──────── Materials provided ────────

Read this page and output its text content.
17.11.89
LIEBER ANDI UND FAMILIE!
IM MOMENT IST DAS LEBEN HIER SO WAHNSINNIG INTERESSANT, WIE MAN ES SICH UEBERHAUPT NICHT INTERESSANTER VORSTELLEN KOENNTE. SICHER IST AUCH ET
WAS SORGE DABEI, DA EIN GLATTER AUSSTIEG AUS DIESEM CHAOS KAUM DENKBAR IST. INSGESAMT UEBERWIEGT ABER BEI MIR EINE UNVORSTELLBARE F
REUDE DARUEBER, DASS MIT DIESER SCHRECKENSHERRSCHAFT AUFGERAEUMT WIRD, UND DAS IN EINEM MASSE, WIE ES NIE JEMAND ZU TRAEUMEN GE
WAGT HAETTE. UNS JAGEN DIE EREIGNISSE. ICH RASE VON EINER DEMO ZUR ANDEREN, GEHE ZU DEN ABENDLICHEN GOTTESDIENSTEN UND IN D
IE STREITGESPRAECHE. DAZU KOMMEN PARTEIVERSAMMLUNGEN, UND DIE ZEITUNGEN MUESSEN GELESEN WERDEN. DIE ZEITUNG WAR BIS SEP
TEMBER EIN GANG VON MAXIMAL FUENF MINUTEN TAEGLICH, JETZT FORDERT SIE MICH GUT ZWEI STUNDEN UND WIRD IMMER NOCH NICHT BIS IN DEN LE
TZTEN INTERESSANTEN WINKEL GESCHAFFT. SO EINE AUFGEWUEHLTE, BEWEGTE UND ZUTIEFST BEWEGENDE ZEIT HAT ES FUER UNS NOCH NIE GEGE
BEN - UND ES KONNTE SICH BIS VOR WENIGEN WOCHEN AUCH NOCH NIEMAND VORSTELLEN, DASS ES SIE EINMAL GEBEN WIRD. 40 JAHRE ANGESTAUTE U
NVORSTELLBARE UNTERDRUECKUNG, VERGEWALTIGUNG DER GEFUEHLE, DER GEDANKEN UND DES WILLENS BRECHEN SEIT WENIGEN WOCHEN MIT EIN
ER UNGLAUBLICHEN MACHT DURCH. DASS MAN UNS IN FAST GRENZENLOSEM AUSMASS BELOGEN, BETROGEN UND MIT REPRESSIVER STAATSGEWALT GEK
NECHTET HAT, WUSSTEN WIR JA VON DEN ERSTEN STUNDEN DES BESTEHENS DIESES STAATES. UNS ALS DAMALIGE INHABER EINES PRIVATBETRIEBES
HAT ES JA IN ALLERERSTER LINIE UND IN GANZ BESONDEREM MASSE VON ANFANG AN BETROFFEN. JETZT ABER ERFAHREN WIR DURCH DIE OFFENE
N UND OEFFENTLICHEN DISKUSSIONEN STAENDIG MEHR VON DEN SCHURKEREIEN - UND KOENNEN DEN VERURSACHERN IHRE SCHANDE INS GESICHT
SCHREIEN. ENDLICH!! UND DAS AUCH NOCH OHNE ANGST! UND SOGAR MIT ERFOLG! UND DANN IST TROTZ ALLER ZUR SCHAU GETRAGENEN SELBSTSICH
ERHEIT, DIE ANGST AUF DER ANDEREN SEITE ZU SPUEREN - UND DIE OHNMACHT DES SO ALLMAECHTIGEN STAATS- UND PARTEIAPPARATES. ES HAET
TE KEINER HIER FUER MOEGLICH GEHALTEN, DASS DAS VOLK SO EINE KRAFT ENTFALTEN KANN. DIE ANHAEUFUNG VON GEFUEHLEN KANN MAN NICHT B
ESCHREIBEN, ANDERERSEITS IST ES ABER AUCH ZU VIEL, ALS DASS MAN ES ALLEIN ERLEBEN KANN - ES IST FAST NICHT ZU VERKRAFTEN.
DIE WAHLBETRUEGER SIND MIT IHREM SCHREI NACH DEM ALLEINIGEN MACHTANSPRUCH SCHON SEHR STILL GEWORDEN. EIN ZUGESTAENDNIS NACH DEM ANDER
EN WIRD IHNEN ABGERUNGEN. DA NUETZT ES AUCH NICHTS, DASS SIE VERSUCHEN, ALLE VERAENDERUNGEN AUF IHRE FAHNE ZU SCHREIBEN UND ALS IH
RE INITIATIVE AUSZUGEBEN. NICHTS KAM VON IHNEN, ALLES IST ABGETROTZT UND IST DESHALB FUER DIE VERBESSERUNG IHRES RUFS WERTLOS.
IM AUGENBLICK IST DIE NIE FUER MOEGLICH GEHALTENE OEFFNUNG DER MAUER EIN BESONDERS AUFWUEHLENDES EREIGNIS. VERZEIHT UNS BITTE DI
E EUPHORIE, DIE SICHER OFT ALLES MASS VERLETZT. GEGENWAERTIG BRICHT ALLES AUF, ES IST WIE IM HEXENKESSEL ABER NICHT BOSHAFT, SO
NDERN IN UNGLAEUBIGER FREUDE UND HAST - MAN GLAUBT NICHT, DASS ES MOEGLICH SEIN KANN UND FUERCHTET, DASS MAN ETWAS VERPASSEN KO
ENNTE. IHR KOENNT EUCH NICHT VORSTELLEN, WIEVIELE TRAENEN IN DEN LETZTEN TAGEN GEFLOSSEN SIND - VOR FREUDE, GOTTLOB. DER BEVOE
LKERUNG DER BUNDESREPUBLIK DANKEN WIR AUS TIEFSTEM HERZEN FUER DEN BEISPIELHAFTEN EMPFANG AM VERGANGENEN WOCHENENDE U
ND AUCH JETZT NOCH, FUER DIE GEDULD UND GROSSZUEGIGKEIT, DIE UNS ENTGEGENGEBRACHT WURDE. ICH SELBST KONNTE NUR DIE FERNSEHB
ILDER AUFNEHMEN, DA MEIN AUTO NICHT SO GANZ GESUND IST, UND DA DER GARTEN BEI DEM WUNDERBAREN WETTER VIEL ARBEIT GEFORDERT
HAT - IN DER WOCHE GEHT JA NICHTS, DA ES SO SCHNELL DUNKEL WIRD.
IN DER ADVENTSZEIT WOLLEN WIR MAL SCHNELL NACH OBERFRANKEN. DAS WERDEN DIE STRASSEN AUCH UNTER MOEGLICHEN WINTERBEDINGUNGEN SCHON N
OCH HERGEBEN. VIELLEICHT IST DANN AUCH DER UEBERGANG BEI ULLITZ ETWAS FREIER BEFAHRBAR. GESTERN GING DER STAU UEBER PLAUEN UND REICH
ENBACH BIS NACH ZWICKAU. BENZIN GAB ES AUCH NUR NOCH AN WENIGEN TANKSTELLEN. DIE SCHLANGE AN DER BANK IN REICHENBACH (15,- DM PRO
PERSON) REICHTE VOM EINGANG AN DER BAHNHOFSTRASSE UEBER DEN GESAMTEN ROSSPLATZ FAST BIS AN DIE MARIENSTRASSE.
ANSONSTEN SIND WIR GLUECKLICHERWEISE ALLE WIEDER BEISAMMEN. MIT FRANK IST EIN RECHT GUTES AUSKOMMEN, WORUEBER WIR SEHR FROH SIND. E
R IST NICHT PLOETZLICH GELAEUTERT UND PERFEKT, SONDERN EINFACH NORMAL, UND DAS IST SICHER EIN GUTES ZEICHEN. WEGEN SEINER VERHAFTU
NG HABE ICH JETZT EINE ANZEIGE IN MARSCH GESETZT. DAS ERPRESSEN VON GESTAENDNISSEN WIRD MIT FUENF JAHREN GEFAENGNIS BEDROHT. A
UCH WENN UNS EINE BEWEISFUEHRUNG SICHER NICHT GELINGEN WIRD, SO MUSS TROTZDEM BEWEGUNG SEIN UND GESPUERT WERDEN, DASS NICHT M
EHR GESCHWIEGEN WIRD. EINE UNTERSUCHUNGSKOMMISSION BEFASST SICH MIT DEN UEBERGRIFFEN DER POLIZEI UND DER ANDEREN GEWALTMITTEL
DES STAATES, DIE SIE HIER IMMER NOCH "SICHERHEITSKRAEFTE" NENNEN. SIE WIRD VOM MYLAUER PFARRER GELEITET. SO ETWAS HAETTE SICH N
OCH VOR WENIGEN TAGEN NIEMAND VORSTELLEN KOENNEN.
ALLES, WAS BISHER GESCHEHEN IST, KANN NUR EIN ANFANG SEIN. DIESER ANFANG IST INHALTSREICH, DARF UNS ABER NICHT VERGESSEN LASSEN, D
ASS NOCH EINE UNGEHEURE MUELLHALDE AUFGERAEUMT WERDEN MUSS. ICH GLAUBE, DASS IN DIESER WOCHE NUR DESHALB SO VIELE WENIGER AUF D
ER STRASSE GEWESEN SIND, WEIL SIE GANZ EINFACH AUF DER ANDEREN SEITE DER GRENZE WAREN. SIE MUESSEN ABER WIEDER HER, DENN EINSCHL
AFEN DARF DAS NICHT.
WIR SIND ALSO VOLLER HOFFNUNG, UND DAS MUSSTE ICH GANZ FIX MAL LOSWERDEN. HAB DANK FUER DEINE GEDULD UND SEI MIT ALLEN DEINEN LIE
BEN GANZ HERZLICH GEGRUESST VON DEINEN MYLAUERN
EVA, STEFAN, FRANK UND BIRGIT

────────

Problem to solve: Find the lines above that contain the word "WIEDER" and collect them.

Completed task:
ANSONSTEN SIND WIR GLUECKLICHERWEISE ALLE WIEDER BEISAMMEN. MIT FRANK IST EIN RECHT GUTES AUSKOMMEN, WORUEBER WIR SEHR FROH SIND. E
ER STRASSE GEWESEN SIND, WEIL SIE GANZ EINFACH AUF DER ANDEREN SEITE DER GRENZE WAREN. SIE MUESSEN ABER WIEDER HER, DENN EINSCHL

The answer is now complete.